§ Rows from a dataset
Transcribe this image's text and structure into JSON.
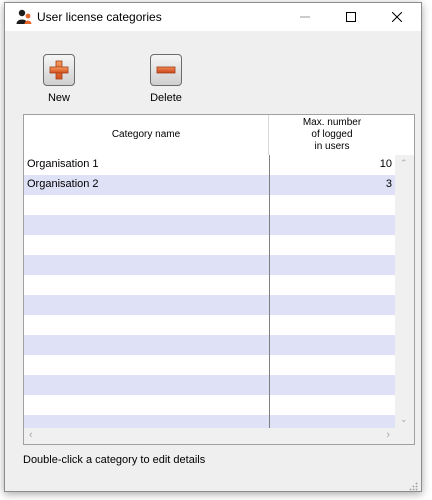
{
  "window": {
    "title": "User license categories",
    "icon": "people-icon",
    "controls": [
      "minimize-icon",
      "maximize-icon",
      "close-icon"
    ]
  },
  "toolbar": {
    "new_label": "New",
    "delete_label": "Delete",
    "new_icon": "plus-icon",
    "delete_icon": "minus-icon",
    "new_color": "#e2652a",
    "delete_color": "#d9542a"
  },
  "table": {
    "columns": {
      "name": "Category name",
      "max_line1": "Max. number",
      "max_line2": "of logged",
      "max_line3": "in users"
    },
    "rows": [
      {
        "name": "Organisation 1",
        "max": "10"
      },
      {
        "name": "Organisation 2",
        "max": "3"
      }
    ],
    "stripe_color": "#dfe1f7"
  },
  "status": {
    "hint": "Double-click a category to edit details"
  }
}
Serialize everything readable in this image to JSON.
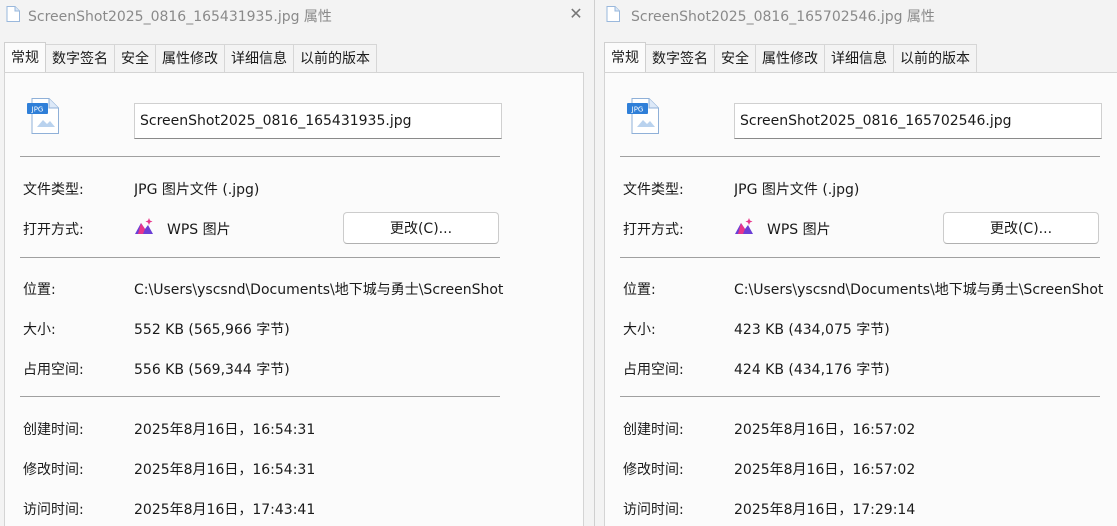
{
  "windows": [
    {
      "title": "ScreenShot2025_0816_165431935.jpg 属性",
      "tabs": [
        "常规",
        "数字签名",
        "安全",
        "属性修改",
        "详细信息",
        "以前的版本"
      ],
      "file_name": "ScreenShot2025_0816_165431935.jpg",
      "file_icon_label": "JPG",
      "file_type_label": "文件类型:",
      "file_type": "JPG 图片文件 (.jpg)",
      "open_with_label": "打开方式:",
      "open_with_app": "WPS 图片",
      "change_button": "更改(C)...",
      "location_label": "位置:",
      "location": "C:\\Users\\yscsnd\\Documents\\地下城与勇士\\ScreenShot",
      "size_label": "大小:",
      "size": "552 KB (565,966 字节)",
      "disk_size_label": "占用空间:",
      "disk_size": "556 KB (569,344 字节)",
      "created_label": "创建时间:",
      "created": "2025年8月16日，16:54:31",
      "modified_label": "修改时间:",
      "modified": "2025年8月16日，16:54:31",
      "accessed_label": "访问时间:",
      "accessed": "2025年8月16日，17:43:41"
    },
    {
      "title": "ScreenShot2025_0816_165702546.jpg 属性",
      "tabs": [
        "常规",
        "数字签名",
        "安全",
        "属性修改",
        "详细信息",
        "以前的版本"
      ],
      "file_name": "ScreenShot2025_0816_165702546.jpg",
      "file_icon_label": "JPG",
      "file_type_label": "文件类型:",
      "file_type": "JPG 图片文件 (.jpg)",
      "open_with_label": "打开方式:",
      "open_with_app": "WPS 图片",
      "change_button": "更改(C)...",
      "location_label": "位置:",
      "location": "C:\\Users\\yscsnd\\Documents\\地下城与勇士\\ScreenShot",
      "size_label": "大小:",
      "size": "423 KB (434,075 字节)",
      "disk_size_label": "占用空间:",
      "disk_size": "424 KB (434,176 字节)",
      "created_label": "创建时间:",
      "created": "2025年8月16日，16:57:02",
      "modified_label": "修改时间:",
      "modified": "2025年8月16日，16:57:02",
      "accessed_label": "访问时间:",
      "accessed": "2025年8月16日，17:29:14"
    }
  ],
  "colors": {
    "icon_blue": "#2f7fd8",
    "wps_pink": "#e8358a",
    "wps_purple": "#6b3fd6"
  }
}
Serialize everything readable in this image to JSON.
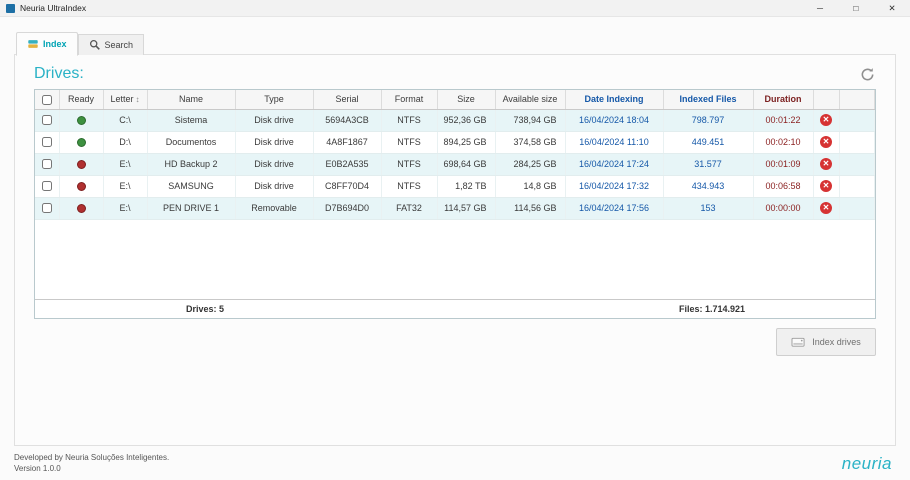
{
  "window": {
    "title": "Neuria UltraIndex",
    "minimize": "─",
    "maximize": "□",
    "close": "✕"
  },
  "tabs": {
    "index": "Index",
    "search": "Search"
  },
  "drives": {
    "heading": "Drives:",
    "headers": {
      "ready": "Ready",
      "letter": "Letter",
      "name": "Name",
      "type": "Type",
      "serial": "Serial",
      "format": "Format",
      "size": "Size",
      "available": "Available size",
      "date": "Date Indexing",
      "indexed": "Indexed Files",
      "duration": "Duration"
    },
    "rows": [
      {
        "ready": "green",
        "letter": "C:\\",
        "name": "Sistema",
        "type": "Disk drive",
        "serial": "5694A3CB",
        "format": "NTFS",
        "size": "952,36 GB",
        "available": "738,94 GB",
        "date": "16/04/2024 18:04",
        "indexed": "798.797",
        "duration": "00:01:22"
      },
      {
        "ready": "green",
        "letter": "D:\\",
        "name": "Documentos",
        "type": "Disk drive",
        "serial": "4A8F1867",
        "format": "NTFS",
        "size": "894,25 GB",
        "available": "374,58 GB",
        "date": "16/04/2024 11:10",
        "indexed": "449.451",
        "duration": "00:02:10"
      },
      {
        "ready": "red",
        "letter": "E:\\",
        "name": "HD Backup 2",
        "type": "Disk drive",
        "serial": "E0B2A535",
        "format": "NTFS",
        "size": "698,64 GB",
        "available": "284,25 GB",
        "date": "16/04/2024 17:24",
        "indexed": "31.577",
        "duration": "00:01:09"
      },
      {
        "ready": "red",
        "letter": "E:\\",
        "name": "SAMSUNG",
        "type": "Disk drive",
        "serial": "C8FF70D4",
        "format": "NTFS",
        "size": "1,82 TB",
        "available": "14,8 GB",
        "date": "16/04/2024 17:32",
        "indexed": "434.943",
        "duration": "00:06:58"
      },
      {
        "ready": "red",
        "letter": "E:\\",
        "name": "PEN DRIVE 1",
        "type": "Removable",
        "serial": "D7B694D0",
        "format": "FAT32",
        "size": "114,57 GB",
        "available": "114,56 GB",
        "date": "16/04/2024 17:56",
        "indexed": "153",
        "duration": "00:00:00"
      }
    ],
    "summary": {
      "drives": "Drives: 5",
      "files": "Files: 1.714.921"
    }
  },
  "actions": {
    "index_drives": "Index drives"
  },
  "app_footer": {
    "credit": "Developed by Neuria Soluções Inteligentes.",
    "version": "Version 1.0.0",
    "logo": "neuria"
  },
  "icons": {
    "delete": "✕",
    "sort": "↕",
    "refresh": "circular-arrow",
    "search": "magnifier",
    "index_tab": "drive-stack",
    "index_button": "drive"
  },
  "colors": {
    "accent_teal": "#2ab2c6",
    "link_blue": "#1558a8",
    "duration_red": "#8a1f1f",
    "ready_green": "#3d9140",
    "ready_red": "#b03030",
    "delete_red": "#d63333",
    "alt_row": "#e7f5f7"
  }
}
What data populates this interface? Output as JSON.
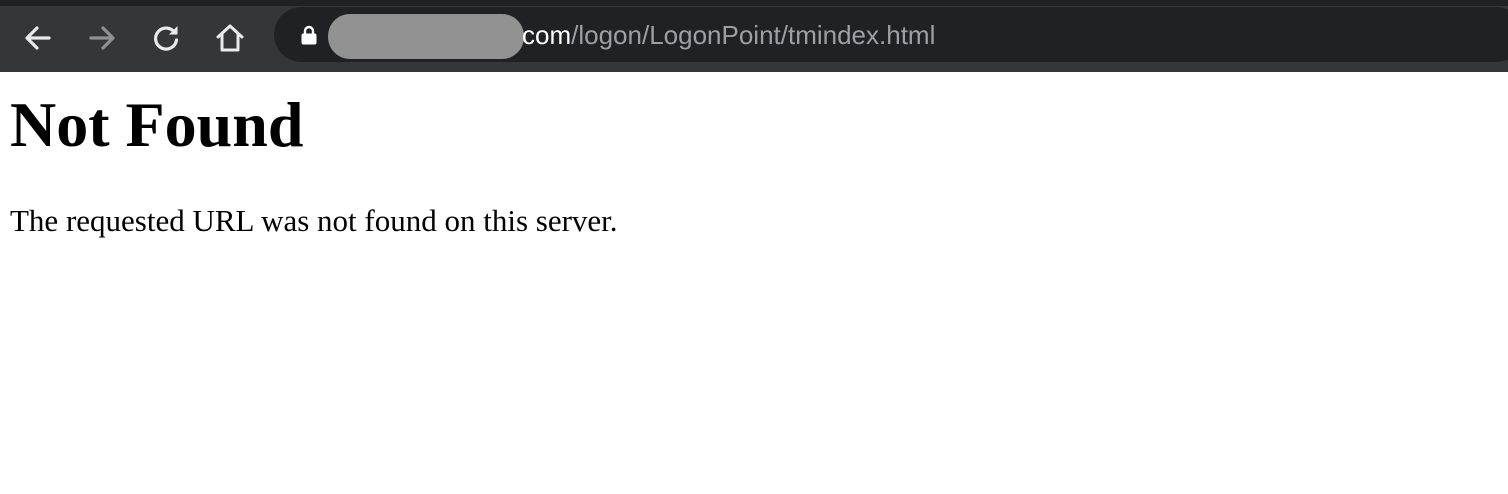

§ GIVEN INSTRUCTION
Reproduce each entry verbatim, excluding any embedded images.

§ SOLUTION TO THE PROBLEM
Transcribe this image's text and structure into JSON.
{
  "window": {
    "title": "User license categories",
    "icon": "people-icon",
    "controls": [
      "minimize-icon",
      "maximize-icon",
      "close-icon"
    ]
  },
  "toolbar": {
    "new_label": "New",
    "delete_label": "Delete",
    "new_icon": "plus-icon",
    "delete_icon": "minus-icon",
    "new_color": "#e2652a",
    "delete_color": "#d9542a"
  },
  "table": {
    "columns": {
      "name": "Category name",
      "max_line1": "Max. number",
      "max_line2": "of logged",
      "max_line3": "in users"
    },
    "rows": [
      {
        "name": "Organisation 1",
        "max": "10"
      },
      {
        "name": "Organisation 2",
        "max": "3"
      }
    ],
    "stripe_color": "#dfe1f7"
  },
  "status": {
    "hint": "Double-click a category to edit details"
  }
}
Serialize everything readable in this image to JSON.
{
  "windows": [
    {
      "title": "ScreenShot2025_0816_165431935.jpg 属性",
      "tabs": [
        "常规",
        "数字签名",
        "安全",
        "属性修改",
        "详细信息",
        "以前的版本"
      ],
      "file_name": "ScreenShot2025_0816_165431935.jpg",
      "file_icon_label": "JPG",
      "file_type_label": "文件类型:",
      "file_type": "JPG 图片文件 (.jpg)",
      "open_with_label": "打开方式:",
      "open_with_app": "WPS 图片",
      "change_button": "更改(C)...",
      "location_label": "位置:",
      "location": "C:\\Users\\yscsnd\\Documents\\地下城与勇士\\ScreenShot",
      "size_label": "大小:",
      "size": "552 KB (565,966 字节)",
      "disk_size_label": "占用空间:",
      "disk_size": "556 KB (569,344 字节)",
      "created_label": "创建时间:",
      "created": "2025年8月16日，16:54:31",
      "modified_label": "修改时间:",
      "modified": "2025年8月16日，16:54:31",
      "accessed_label": "访问时间:",
      "accessed": "2025年8月16日，17:43:41"
    },
    {
      "title": "ScreenShot2025_0816_165702546.jpg 属性",
      "tabs": [
        "常规",
        "数字签名",
        "安全",
        "属性修改",
        "详细信息",
        "以前的版本"
      ],
      "file_name": "ScreenShot2025_0816_165702546.jpg",
      "file_icon_label": "JPG",
      "file_type_label": "文件类型:",
      "file_type": "JPG 图片文件 (.jpg)",
      "open_with_label": "打开方式:",
      "open_with_app": "WPS 图片",
      "change_button": "更改(C)...",
      "location_label": "位置:",
      "location": "C:\\Users\\yscsnd\\Documents\\地下城与勇士\\ScreenShot",
      "size_label": "大小:",
      "size": "423 KB (434,075 字节)",
      "disk_size_label": "占用空间:",
      "disk_size": "424 KB (434,176 字节)",
      "created_label": "创建时间:",
      "created": "2025年8月16日，16:57:02",
      "modified_label": "修改时间:",
      "modified": "2025年8月16日，16:57:02",
      "accessed_label": "访问时间:",
      "accessed": "2025年8月16日，17:29:14"
    }
  ],
  "colors": {
    "icon_blue": "#2f7fd8",
    "wps_pink": "#e8358a",
    "wps_purple": "#6b3fd6"
  }
}
Serialize everything readable in this image to JSON.
{
  "window": {
    "title": "Neuria UltraIndex",
    "minimize": "─",
    "maximize": "□",
    "close": "✕"
  },
  "tabs": {
    "index": "Index",
    "search": "Search"
  },
  "drives": {
    "heading": "Drives:",
    "headers": {
      "ready": "Ready",
      "letter": "Letter",
      "name": "Name",
      "type": "Type",
      "serial": "Serial",
      "format": "Format",
      "size": "Size",
      "available": "Available size",
      "date": "Date Indexing",
      "indexed": "Indexed Files",
      "duration": "Duration"
    },
    "rows": [
      {
        "ready": "green",
        "letter": "C:\\",
        "name": "Sistema",
        "type": "Disk drive",
        "serial": "5694A3CB",
        "format": "NTFS",
        "size": "952,36 GB",
        "available": "738,94 GB",
        "date": "16/04/2024 18:04",
        "indexed": "798.797",
        "duration": "00:01:22"
      },
      {
        "ready": "green",
        "letter": "D:\\",
        "name": "Documentos",
        "type": "Disk drive",
        "serial": "4A8F1867",
        "format": "NTFS",
        "size": "894,25 GB",
        "available": "374,58 GB",
        "date": "16/04/2024 11:10",
        "indexed": "449.451",
        "duration": "00:02:10"
      },
      {
        "ready": "red",
        "letter": "E:\\",
        "name": "HD Backup 2",
        "type": "Disk drive",
        "serial": "E0B2A535",
        "format": "NTFS",
        "size": "698,64 GB",
        "available": "284,25 GB",
        "date": "16/04/2024 17:24",
        "indexed": "31.577",
        "duration": "00:01:09"
      },
      {
        "ready": "red",
        "letter": "E:\\",
        "name": "SAMSUNG",
        "type": "Disk drive",
        "serial": "C8FF70D4",
        "format": "NTFS",
        "size": "1,82 TB",
        "available": "14,8 GB",
        "date": "16/04/2024 17:32",
        "indexed": "434.943",
        "duration": "00:06:58"
      },
      {
        "ready": "red",
        "letter": "E:\\",
        "name": "PEN DRIVE 1",
        "type": "Removable",
        "serial": "D7B694D0",
        "format": "FAT32",
        "size": "114,57 GB",
        "available": "114,56 GB",
        "date": "16/04/2024 17:56",
        "indexed": "153",
        "duration": "00:00:00"
      }
    ],
    "summary": {
      "drives": "Drives: 5",
      "files": "Files: 1.714.921"
    }
  },
  "actions": {
    "index_drives": "Index drives"
  },
  "app_footer": {
    "credit": "Developed by Neuria Soluções Inteligentes.",
    "version": "Version 1.0.0",
    "logo": "neuria"
  },
  "icons": {
    "delete": "✕",
    "sort": "↕",
    "refresh": "circular-arrow",
    "search": "magnifier",
    "index_tab": "drive-stack",
    "index_button": "drive"
  },
  "colors": {
    "accent_teal": "#2ab2c6",
    "link_blue": "#1558a8",
    "duration_red": "#8a1f1f",
    "ready_green": "#3d9140",
    "ready_red": "#b03030",
    "delete_red": "#d63333",
    "alt_row": "#e7f5f7"
  }
}
What data populates this interface? Output as JSON.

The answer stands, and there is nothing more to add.